Problem description:
Restate the entries below verbatim.
===============
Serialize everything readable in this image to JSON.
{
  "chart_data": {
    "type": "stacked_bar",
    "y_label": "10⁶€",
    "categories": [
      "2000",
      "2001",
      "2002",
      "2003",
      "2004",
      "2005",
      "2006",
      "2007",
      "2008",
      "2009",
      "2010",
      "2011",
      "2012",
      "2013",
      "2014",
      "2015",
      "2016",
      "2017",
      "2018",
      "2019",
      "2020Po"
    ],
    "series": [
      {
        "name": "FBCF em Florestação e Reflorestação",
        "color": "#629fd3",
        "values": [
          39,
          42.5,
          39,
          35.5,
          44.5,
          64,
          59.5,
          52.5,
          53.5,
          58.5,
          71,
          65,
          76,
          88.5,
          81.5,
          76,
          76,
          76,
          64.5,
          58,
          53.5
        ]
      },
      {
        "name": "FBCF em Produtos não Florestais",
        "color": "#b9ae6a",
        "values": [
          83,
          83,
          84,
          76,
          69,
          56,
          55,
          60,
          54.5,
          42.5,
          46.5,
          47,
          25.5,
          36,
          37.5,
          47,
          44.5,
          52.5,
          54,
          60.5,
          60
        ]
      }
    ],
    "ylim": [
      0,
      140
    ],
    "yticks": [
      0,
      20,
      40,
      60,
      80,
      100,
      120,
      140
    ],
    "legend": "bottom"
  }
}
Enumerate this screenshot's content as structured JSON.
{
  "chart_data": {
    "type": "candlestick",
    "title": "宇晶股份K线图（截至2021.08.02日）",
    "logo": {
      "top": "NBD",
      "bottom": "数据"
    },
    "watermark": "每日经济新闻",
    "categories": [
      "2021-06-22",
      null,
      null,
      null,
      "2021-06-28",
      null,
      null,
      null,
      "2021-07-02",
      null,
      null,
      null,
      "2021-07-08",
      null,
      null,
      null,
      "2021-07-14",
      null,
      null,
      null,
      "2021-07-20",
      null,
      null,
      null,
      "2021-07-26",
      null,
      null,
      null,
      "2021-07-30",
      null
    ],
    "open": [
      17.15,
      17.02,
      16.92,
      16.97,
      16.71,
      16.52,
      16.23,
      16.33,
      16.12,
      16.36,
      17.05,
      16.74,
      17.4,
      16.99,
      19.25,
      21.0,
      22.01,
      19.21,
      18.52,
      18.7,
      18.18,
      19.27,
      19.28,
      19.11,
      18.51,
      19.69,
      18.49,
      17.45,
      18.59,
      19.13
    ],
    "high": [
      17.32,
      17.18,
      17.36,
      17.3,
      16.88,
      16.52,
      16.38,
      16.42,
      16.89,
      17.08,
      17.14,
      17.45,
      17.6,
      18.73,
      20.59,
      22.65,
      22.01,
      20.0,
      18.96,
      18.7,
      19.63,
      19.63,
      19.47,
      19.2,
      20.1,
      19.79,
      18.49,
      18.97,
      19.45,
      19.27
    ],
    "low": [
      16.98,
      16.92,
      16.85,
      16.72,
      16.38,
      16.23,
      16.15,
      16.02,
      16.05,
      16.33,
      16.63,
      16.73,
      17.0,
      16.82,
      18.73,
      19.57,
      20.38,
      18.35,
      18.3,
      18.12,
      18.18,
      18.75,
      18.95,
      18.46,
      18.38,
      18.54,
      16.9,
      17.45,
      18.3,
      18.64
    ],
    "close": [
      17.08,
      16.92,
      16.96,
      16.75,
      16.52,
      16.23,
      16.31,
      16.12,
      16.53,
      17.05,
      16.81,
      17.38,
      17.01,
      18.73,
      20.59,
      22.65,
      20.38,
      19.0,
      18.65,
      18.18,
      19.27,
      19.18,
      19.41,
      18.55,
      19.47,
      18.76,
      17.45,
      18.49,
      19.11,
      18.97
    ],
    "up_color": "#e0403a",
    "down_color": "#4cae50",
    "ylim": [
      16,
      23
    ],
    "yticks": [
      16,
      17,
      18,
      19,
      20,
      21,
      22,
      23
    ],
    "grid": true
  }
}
===============
Complete response:
Serialize everything readable in this image to JSON.
{
  "chart_data": {
    "type": "stacked_bar",
    "y_label": "10⁶€",
    "categories": [
      "2000",
      "2001",
      "2002",
      "2003",
      "2004",
      "2005",
      "2006",
      "2007",
      "2008",
      "2009",
      "2010",
      "2011",
      "2012",
      "2013",
      "2014",
      "2015",
      "2016",
      "2017",
      "2018",
      "2019",
      "2020Po"
    ],
    "series": [
      {
        "name": "FBCF em Florestação e Reflorestação",
        "color": "#629fd3",
        "values": [
          39,
          42.5,
          39,
          35.5,
          44.5,
          64,
          59.5,
          52.5,
          53.5,
          58.5,
          71,
          65,
          76,
          88.5,
          81.5,
          76,
          76,
          76,
          64.5,
          58,
          53.5
        ]
      },
      {
        "name": "FBCF em Produtos não Florestais",
        "color": "#b9ae6a",
        "values": [
          83,
          83,
          84,
          76,
          69,
          56,
          55,
          60,
          54.5,
          42.5,
          46.5,
          47,
          25.5,
          36,
          37.5,
          47,
          44.5,
          52.5,
          54,
          60.5,
          60
        ]
      }
    ],
    "ylim": [
      0,
      140
    ],
    "yticks": [
      0,
      20,
      40,
      60,
      80,
      100,
      120,
      140
    ],
    "legend": "bottom"
  }
}
Enumerate this screenshot's content as structured JSON.
{
  "chart_data": {
    "type": "candlestick",
    "title": "宇晶股份K线图（截至2021.08.02日）",
    "logo": {
      "top": "NBD",
      "bottom": "数据"
    },
    "watermark": "每日经济新闻",
    "categories": [
      "2021-06-22",
      null,
      null,
      null,
      "2021-06-28",
      null,
      null,
      null,
      "2021-07-02",
      null,
      null,
      null,
      "2021-07-08",
      null,
      null,
      null,
      "2021-07-14",
      null,
      null,
      null,
      "2021-07-20",
      null,
      null,
      null,
      "2021-07-26",
      null,
      null,
      null,
      "2021-07-30",
      null
    ],
    "open": [
      17.15,
      17.02,
      16.92,
      16.97,
      16.71,
      16.52,
      16.23,
      16.33,
      16.12,
      16.36,
      17.05,
      16.74,
      17.4,
      16.99,
      19.25,
      21.0,
      22.01,
      19.21,
      18.52,
      18.7,
      18.18,
      19.27,
      19.28,
      19.11,
      18.51,
      19.69,
      18.49,
      17.45,
      18.59,
      19.13
    ],
    "high": [
      17.32,
      17.18,
      17.36,
      17.3,
      16.88,
      16.52,
      16.38,
      16.42,
      16.89,
      17.08,
      17.14,
      17.45,
      17.6,
      18.73,
      20.59,
      22.65,
      22.01,
      20.0,
      18.96,
      18.7,
      19.63,
      19.63,
      19.47,
      19.2,
      20.1,
      19.79,
      18.49,
      18.97,
      19.45,
      19.27
    ],
    "low": [
      16.98,
      16.92,
      16.85,
      16.72,
      16.38,
      16.23,
      16.15,
      16.02,
      16.05,
      16.33,
      16.63,
      16.73,
      17.0,
      16.82,
      18.73,
      19.57,
      20.38,
      18.35,
      18.3,
      18.12,
      18.18,
      18.75,
      18.95,
      18.46,
      18.38,
      18.54,
      16.9,
      17.45,
      18.3,
      18.64
    ],
    "close": [
      17.08,
      16.92,
      16.96,
      16.75,
      16.52,
      16.23,
      16.31,
      16.12,
      16.53,
      17.05,
      16.81,
      17.38,
      17.01,
      18.73,
      20.59,
      22.65,
      20.38,
      19.0,
      18.65,
      18.18,
      19.27,
      19.18,
      19.41,
      18.55,
      19.47,
      18.76,
      17.45,
      18.49,
      19.11,
      18.97
    ],
    "up_color": "#e0403a",
    "down_color": "#4cae50",
    "ylim": [
      16,
      23
    ],
    "yticks": [
      16,
      17,
      18,
      19,
      20,
      21,
      22,
      23
    ],
    "grid": true
  }
}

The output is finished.